> **WHAT IS NEEDED**
Using the data below, copy every line that contains the word "Temperatur".

> **DATA SHOWN**
## begin
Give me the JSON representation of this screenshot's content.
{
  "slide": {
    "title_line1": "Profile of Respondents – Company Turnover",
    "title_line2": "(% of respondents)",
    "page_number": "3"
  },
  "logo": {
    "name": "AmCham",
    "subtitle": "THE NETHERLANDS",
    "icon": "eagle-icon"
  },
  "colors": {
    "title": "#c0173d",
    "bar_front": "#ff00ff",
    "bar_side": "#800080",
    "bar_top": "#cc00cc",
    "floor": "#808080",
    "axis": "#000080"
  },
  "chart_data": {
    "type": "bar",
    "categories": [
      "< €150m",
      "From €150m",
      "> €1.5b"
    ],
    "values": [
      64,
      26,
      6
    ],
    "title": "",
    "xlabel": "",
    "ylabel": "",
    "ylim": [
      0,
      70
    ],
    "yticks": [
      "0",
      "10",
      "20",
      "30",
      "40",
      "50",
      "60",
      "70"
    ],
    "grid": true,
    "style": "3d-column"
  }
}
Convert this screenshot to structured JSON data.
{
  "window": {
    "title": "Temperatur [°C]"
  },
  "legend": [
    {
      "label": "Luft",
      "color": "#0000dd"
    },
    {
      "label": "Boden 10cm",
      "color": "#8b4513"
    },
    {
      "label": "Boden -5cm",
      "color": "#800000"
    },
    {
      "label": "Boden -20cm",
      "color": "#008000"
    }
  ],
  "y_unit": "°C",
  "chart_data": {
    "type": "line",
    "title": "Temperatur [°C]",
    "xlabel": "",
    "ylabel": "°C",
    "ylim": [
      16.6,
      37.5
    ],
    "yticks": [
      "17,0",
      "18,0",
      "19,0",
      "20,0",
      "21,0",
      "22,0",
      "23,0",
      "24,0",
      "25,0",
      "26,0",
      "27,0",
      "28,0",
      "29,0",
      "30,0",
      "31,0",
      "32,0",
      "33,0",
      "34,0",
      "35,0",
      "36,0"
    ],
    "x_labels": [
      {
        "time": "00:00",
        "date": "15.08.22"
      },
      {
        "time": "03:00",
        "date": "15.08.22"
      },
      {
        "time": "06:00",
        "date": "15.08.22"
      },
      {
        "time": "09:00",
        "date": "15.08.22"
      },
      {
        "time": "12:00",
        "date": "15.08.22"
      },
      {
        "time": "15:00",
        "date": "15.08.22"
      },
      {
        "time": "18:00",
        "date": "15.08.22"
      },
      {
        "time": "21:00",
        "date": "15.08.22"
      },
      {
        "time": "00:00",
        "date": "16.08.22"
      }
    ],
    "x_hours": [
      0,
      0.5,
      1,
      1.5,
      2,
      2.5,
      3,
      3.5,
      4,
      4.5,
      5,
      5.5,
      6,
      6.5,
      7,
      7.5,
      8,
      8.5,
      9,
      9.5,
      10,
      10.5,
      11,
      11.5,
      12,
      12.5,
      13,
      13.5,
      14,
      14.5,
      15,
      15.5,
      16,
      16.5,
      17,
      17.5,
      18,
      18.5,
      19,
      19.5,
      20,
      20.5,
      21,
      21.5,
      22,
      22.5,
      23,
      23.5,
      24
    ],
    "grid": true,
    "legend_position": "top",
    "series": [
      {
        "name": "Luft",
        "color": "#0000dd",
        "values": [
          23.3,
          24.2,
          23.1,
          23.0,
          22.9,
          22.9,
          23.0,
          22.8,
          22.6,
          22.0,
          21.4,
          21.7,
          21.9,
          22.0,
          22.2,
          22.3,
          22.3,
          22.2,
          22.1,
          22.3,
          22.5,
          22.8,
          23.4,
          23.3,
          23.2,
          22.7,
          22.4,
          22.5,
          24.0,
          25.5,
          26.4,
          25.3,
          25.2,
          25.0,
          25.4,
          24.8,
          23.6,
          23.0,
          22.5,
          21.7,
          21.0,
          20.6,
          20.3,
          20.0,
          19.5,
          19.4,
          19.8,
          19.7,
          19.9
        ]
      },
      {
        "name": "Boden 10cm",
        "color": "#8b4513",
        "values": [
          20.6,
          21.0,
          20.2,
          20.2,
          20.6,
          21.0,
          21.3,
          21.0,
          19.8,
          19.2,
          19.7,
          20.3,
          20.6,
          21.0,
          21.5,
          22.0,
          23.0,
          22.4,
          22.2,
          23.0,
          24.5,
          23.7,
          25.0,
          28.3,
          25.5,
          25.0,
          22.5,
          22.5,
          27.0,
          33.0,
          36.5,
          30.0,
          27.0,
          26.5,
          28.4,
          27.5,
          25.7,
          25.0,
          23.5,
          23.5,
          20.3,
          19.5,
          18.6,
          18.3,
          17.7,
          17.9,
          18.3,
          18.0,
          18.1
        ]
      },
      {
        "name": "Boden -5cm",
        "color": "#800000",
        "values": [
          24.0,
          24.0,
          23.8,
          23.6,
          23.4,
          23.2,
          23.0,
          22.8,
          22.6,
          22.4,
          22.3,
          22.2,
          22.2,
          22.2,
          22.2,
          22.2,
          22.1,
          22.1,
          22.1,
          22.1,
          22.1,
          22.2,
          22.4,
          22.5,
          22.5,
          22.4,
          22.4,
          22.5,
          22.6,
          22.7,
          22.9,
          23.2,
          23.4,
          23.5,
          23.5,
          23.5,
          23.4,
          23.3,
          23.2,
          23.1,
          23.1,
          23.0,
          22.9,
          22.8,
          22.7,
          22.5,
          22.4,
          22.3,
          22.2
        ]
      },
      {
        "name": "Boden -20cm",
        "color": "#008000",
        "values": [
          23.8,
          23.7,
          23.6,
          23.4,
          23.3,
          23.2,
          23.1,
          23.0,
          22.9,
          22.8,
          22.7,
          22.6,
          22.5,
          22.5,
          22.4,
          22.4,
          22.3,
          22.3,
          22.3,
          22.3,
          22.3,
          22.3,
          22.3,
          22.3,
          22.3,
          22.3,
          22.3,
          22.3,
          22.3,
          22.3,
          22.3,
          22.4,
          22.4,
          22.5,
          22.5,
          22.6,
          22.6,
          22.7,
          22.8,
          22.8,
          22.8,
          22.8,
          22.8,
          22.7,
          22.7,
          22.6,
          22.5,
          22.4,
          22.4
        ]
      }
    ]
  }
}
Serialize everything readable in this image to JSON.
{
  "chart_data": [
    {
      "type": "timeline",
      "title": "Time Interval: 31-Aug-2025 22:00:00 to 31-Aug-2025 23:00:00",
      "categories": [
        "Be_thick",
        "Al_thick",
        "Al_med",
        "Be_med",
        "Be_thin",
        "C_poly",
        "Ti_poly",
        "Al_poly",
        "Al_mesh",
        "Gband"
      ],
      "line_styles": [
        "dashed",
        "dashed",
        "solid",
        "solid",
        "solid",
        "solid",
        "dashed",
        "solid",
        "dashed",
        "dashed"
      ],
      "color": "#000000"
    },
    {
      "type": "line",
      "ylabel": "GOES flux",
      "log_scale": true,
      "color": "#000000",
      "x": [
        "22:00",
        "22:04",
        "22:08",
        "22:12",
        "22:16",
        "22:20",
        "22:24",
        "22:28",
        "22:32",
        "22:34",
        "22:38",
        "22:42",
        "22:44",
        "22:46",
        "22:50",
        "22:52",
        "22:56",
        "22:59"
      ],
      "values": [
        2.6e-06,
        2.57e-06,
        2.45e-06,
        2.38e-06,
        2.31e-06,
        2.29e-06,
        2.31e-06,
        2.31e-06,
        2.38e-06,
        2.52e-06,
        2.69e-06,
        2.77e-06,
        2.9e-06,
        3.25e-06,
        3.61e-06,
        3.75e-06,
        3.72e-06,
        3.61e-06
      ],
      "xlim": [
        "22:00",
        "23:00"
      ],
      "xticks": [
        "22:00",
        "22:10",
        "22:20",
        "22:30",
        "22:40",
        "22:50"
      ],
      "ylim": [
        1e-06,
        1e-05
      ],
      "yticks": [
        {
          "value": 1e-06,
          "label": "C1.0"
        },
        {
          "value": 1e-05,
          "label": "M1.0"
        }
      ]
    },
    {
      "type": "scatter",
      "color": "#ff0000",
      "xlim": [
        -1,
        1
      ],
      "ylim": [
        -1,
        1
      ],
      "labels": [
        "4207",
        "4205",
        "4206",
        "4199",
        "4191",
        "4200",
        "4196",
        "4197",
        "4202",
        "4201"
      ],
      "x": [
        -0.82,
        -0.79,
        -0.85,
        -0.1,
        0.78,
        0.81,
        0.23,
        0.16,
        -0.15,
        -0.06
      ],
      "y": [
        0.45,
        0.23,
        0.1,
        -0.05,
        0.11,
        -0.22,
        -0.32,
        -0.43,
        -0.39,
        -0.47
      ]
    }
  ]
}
## end
> **RESULT OF THE TASK**
    "title": "Temperatur [°C]"
    "title": "Temperatur [°C]",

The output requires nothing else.